§ **Aim**
Using the data below, copy each line that includes the word "Repet".
** begin Data for the task **
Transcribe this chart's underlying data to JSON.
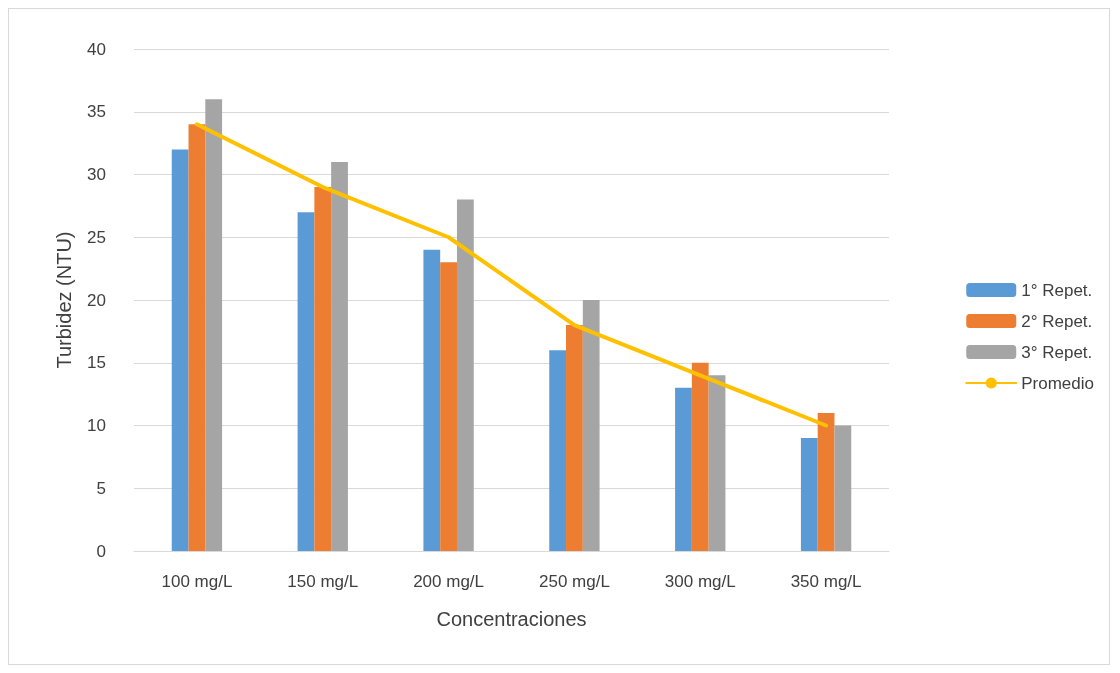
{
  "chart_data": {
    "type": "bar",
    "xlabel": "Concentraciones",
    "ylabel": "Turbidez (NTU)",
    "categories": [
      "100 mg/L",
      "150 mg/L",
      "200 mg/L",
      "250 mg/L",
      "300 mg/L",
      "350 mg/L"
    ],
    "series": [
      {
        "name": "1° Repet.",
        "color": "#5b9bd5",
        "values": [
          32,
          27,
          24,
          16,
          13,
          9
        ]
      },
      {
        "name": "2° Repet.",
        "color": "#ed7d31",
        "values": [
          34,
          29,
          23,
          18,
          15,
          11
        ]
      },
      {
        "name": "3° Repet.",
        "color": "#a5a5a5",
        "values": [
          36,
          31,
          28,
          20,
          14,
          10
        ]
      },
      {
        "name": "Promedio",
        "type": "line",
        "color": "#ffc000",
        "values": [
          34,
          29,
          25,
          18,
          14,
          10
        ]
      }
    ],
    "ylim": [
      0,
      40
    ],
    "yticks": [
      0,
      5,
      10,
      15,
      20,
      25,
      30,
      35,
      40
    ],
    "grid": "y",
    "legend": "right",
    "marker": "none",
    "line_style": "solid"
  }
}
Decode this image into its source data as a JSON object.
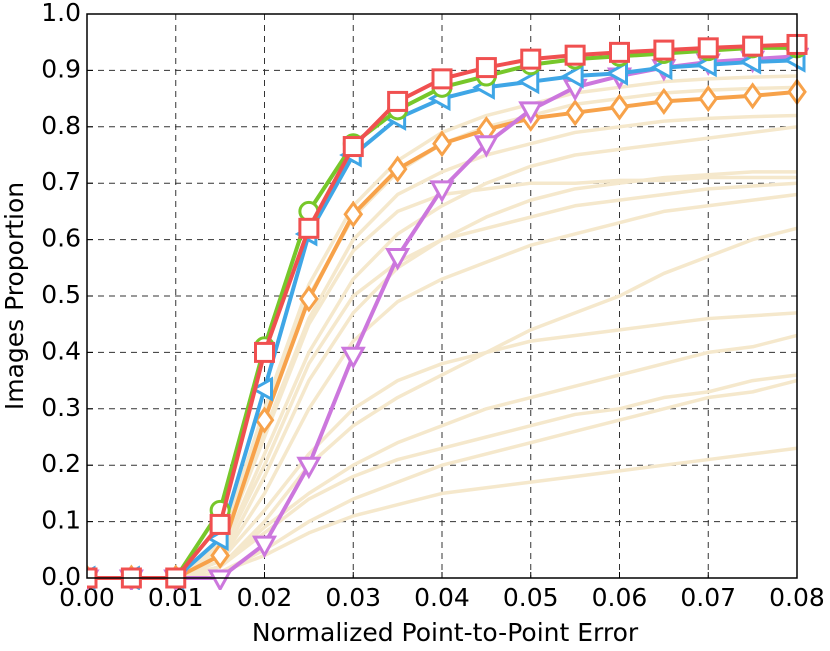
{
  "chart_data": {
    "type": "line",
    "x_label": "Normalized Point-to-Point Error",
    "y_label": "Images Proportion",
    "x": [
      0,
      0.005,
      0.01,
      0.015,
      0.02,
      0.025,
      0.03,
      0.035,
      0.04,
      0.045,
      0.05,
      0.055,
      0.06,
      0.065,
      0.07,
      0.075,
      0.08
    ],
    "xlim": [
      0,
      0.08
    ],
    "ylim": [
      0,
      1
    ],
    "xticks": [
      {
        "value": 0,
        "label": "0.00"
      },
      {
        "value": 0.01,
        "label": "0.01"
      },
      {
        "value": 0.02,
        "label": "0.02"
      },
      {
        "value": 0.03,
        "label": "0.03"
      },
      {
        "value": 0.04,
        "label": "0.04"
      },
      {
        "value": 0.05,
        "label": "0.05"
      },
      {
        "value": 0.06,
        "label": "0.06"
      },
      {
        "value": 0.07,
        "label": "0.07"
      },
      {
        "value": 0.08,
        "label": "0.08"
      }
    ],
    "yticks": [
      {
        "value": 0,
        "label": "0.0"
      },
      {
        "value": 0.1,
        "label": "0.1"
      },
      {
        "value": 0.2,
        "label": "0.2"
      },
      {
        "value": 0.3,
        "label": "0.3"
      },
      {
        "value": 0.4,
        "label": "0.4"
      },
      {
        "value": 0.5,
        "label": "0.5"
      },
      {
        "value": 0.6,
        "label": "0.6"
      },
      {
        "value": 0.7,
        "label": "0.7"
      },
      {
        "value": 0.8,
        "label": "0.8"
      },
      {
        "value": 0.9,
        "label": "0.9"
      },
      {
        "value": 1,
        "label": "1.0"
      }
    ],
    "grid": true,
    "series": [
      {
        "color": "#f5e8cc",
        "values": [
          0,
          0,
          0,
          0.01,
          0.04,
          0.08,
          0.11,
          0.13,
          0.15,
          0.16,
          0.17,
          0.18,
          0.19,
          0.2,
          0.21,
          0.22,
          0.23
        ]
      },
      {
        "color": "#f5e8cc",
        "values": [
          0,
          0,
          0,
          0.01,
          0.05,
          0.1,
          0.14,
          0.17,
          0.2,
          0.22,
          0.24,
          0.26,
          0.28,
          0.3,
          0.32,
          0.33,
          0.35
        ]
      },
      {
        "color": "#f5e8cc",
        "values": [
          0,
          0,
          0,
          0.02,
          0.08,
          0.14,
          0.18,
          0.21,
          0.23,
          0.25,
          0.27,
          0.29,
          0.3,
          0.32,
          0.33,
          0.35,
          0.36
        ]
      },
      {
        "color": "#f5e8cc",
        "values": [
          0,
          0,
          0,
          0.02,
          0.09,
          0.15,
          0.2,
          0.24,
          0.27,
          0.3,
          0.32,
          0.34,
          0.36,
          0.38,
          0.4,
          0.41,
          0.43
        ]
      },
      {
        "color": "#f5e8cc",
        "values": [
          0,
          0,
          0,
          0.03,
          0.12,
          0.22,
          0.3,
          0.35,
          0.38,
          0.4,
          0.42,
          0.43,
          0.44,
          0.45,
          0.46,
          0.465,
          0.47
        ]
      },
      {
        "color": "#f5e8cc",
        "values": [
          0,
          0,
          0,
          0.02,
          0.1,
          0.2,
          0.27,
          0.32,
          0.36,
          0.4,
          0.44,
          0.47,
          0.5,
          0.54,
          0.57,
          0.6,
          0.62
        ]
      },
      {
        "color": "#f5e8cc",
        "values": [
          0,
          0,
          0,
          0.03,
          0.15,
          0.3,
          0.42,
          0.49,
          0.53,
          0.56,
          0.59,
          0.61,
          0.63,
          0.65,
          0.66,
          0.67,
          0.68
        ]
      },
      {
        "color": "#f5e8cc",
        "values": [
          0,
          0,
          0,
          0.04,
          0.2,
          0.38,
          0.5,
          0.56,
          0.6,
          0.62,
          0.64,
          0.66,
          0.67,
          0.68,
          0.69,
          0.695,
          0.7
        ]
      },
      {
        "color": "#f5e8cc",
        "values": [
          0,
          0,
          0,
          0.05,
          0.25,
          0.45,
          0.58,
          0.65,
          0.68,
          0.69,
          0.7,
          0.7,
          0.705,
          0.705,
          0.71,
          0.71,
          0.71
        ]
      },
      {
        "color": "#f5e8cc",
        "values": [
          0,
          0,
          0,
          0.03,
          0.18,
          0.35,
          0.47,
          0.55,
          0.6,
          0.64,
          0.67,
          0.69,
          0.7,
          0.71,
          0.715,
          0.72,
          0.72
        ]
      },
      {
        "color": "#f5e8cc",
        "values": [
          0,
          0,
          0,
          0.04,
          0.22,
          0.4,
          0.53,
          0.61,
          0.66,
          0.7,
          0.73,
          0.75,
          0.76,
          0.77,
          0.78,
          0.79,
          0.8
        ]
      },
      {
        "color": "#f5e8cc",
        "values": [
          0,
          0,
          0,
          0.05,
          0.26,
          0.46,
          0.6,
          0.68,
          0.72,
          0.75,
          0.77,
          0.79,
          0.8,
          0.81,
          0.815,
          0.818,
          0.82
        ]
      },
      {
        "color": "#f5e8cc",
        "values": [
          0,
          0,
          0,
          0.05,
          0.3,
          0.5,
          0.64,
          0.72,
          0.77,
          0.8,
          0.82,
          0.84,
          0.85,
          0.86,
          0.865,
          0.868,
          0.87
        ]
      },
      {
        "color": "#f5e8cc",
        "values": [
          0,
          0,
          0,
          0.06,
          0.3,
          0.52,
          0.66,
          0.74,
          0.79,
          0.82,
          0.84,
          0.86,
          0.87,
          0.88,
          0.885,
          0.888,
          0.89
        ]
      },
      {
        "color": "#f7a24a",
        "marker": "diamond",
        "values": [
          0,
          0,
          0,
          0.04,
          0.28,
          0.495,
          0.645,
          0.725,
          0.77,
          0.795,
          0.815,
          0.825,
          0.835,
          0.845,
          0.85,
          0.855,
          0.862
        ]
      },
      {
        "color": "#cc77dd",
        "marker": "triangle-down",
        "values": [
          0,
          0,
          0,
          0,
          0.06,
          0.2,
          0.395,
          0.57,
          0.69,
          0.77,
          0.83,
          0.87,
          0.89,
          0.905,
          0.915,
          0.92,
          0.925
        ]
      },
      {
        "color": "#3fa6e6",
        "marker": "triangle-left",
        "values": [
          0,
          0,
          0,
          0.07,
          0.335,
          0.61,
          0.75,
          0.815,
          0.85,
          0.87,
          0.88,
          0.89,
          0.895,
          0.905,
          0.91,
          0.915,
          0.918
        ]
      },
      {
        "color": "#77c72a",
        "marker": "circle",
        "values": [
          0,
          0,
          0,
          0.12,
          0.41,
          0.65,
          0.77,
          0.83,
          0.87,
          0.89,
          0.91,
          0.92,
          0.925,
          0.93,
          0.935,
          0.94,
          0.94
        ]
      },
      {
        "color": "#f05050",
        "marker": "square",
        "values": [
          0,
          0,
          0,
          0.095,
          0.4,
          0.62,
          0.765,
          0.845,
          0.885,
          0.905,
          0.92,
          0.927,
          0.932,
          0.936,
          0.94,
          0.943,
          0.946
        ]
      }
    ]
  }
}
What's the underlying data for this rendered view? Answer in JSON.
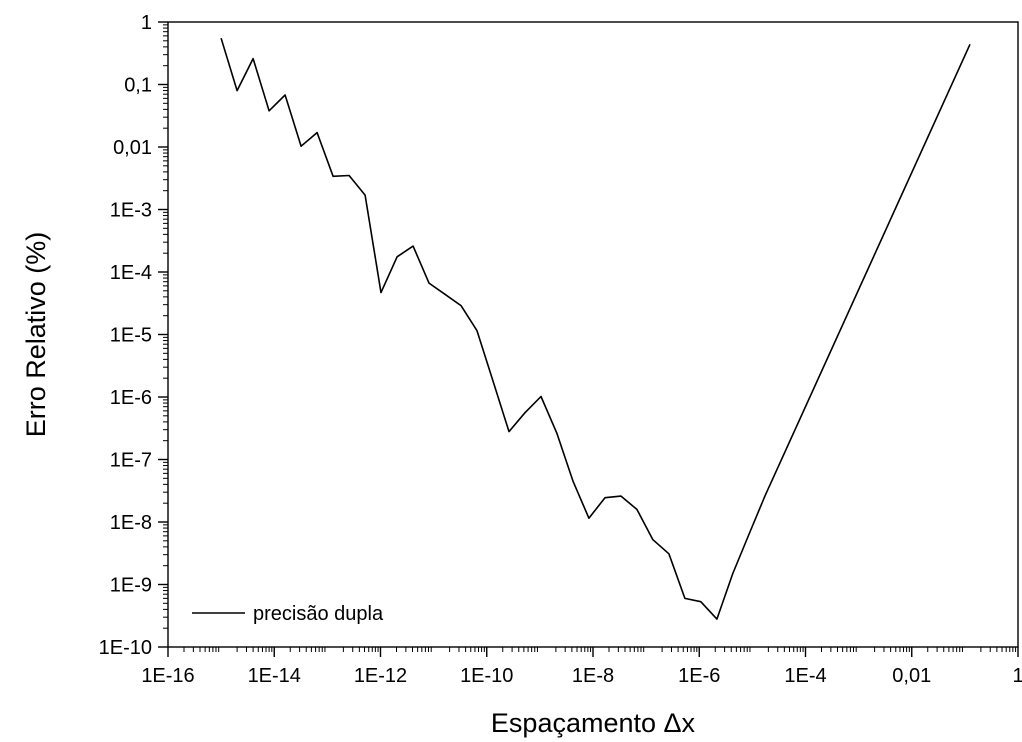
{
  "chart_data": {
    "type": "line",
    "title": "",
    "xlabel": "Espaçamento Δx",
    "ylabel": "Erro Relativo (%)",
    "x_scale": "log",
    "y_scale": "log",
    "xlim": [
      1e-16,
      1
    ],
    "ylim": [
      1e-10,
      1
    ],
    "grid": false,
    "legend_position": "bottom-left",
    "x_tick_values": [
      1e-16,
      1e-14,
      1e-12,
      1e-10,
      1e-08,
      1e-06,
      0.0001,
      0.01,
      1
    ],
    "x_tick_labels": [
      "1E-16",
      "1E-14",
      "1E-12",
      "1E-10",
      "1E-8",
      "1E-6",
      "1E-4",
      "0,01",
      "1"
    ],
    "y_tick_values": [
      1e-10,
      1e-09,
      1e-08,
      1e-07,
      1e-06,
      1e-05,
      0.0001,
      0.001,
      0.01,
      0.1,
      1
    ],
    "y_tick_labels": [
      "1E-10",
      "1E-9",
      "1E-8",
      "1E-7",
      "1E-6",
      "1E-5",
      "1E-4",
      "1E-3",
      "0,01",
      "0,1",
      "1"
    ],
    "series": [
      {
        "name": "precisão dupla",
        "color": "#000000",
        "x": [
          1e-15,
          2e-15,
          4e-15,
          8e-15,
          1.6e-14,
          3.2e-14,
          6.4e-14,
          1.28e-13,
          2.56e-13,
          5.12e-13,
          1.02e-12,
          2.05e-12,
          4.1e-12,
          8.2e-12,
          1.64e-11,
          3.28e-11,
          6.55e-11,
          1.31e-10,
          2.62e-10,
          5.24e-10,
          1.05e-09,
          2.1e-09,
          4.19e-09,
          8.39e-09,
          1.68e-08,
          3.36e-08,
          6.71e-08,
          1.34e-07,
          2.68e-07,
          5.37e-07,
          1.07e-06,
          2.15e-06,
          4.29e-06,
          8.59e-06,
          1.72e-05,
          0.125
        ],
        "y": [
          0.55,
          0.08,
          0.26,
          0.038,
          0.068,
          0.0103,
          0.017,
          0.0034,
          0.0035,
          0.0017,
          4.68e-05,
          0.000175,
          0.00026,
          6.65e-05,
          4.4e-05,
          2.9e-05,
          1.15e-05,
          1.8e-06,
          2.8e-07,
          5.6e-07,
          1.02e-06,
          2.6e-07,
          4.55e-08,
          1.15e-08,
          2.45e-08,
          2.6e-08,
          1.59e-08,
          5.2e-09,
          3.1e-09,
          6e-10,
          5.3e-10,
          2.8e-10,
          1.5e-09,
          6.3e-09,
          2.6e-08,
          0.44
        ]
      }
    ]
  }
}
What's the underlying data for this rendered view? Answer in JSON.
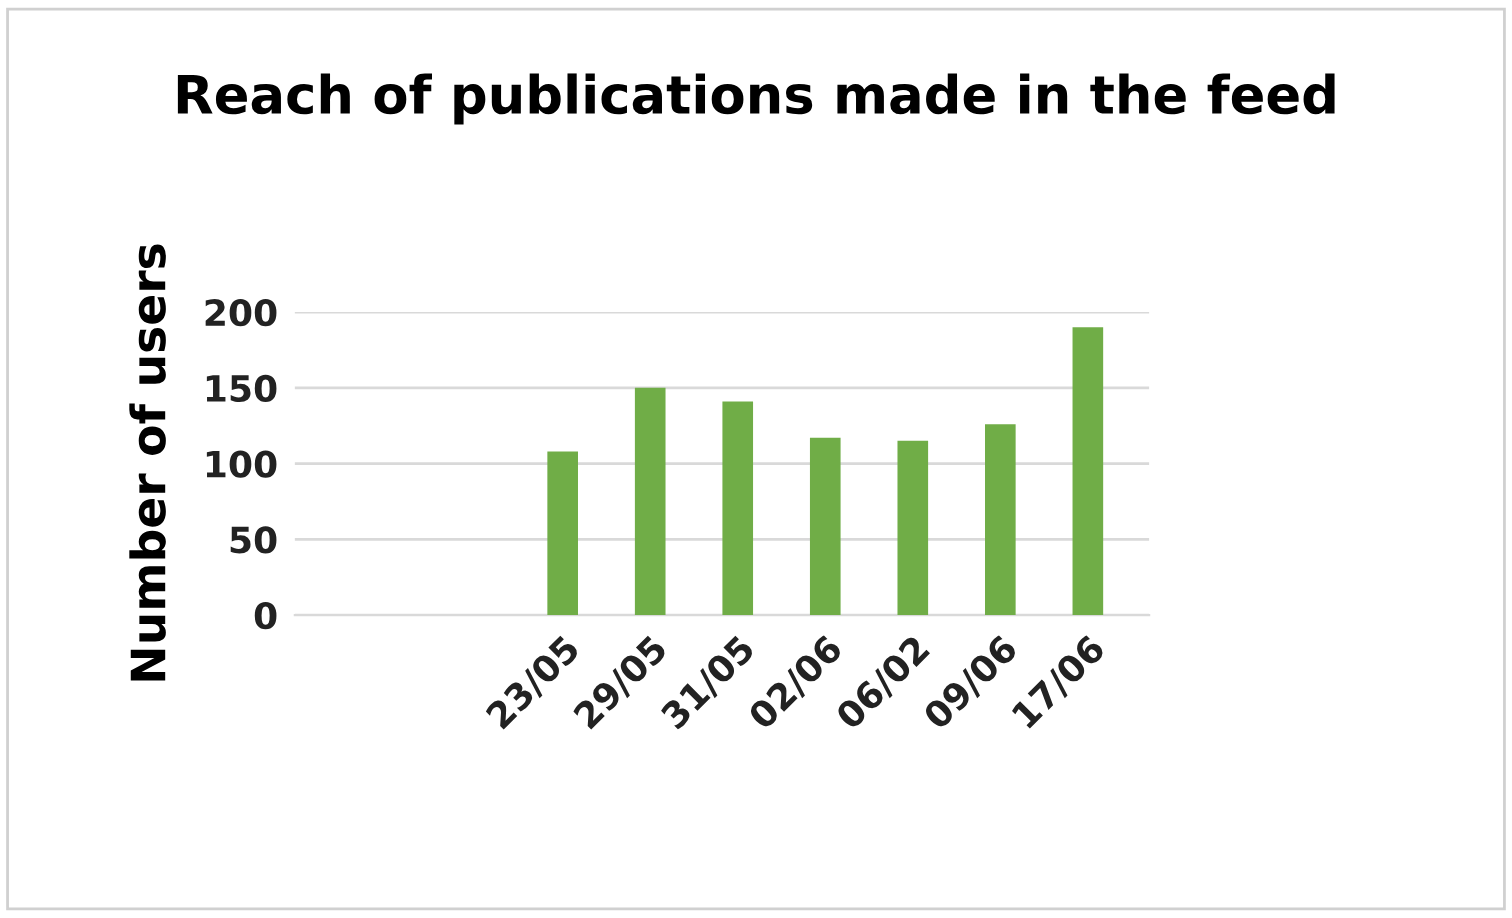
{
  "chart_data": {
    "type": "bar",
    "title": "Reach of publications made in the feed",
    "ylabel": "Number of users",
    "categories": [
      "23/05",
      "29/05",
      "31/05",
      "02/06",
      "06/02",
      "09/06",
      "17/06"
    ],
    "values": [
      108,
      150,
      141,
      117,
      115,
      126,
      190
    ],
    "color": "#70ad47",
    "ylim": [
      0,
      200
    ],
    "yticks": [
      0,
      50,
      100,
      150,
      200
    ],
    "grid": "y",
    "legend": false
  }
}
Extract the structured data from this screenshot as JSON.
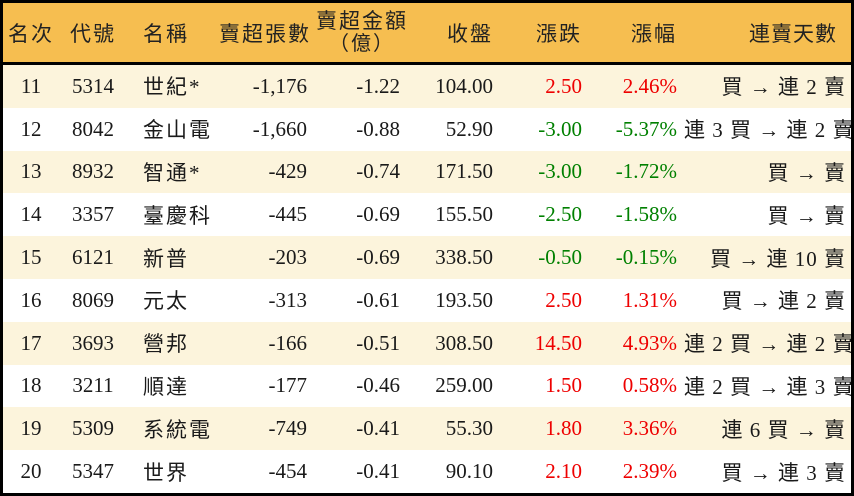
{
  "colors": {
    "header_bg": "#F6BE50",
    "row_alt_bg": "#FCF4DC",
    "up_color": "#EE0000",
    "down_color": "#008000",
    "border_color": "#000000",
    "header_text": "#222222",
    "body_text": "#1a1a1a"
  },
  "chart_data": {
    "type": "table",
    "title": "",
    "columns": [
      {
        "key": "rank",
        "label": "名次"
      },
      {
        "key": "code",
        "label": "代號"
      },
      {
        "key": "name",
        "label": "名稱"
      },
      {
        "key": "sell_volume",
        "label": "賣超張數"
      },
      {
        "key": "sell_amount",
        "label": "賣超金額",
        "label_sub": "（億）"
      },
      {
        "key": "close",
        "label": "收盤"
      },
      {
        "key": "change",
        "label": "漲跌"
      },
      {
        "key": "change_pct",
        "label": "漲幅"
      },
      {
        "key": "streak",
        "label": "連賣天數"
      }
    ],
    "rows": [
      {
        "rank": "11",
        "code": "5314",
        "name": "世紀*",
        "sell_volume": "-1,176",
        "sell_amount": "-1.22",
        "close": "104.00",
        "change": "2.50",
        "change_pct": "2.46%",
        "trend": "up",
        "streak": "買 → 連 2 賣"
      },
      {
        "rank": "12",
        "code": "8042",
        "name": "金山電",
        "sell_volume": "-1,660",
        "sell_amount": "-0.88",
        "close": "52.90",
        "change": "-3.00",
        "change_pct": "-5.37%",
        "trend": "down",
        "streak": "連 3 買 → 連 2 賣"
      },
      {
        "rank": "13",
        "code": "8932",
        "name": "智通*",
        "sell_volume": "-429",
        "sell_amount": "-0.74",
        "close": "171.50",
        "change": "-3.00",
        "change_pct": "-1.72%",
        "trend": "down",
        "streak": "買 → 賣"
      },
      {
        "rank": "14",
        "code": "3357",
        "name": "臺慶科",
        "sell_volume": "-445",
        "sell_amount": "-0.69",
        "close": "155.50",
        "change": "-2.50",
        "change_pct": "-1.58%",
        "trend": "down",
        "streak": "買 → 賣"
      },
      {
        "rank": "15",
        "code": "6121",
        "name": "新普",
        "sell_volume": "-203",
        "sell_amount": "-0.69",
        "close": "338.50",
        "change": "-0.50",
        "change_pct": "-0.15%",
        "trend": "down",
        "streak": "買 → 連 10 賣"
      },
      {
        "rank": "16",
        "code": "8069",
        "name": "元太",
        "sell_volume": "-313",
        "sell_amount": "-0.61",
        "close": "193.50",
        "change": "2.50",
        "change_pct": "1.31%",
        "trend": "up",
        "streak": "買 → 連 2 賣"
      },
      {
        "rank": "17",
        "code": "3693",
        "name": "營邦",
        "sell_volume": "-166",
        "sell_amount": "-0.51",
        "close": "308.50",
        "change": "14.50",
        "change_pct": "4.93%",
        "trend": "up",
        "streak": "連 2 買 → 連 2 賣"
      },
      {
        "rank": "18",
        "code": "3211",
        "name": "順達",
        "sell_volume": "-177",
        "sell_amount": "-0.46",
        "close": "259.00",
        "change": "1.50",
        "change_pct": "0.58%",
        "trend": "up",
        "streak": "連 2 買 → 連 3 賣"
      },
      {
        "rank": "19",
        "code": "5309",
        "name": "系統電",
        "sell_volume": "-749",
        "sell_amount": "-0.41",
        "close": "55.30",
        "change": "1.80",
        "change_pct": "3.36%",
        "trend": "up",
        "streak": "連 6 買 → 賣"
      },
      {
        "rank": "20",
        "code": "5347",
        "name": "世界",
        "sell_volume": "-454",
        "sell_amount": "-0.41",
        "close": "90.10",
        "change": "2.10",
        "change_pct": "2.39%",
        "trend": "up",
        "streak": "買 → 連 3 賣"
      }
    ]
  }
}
** end Data for the task **
§ **Output for this exercise**
        "name": "1° Repet.",
        "name": "2° Repet.",
        "name": "3° Repet.",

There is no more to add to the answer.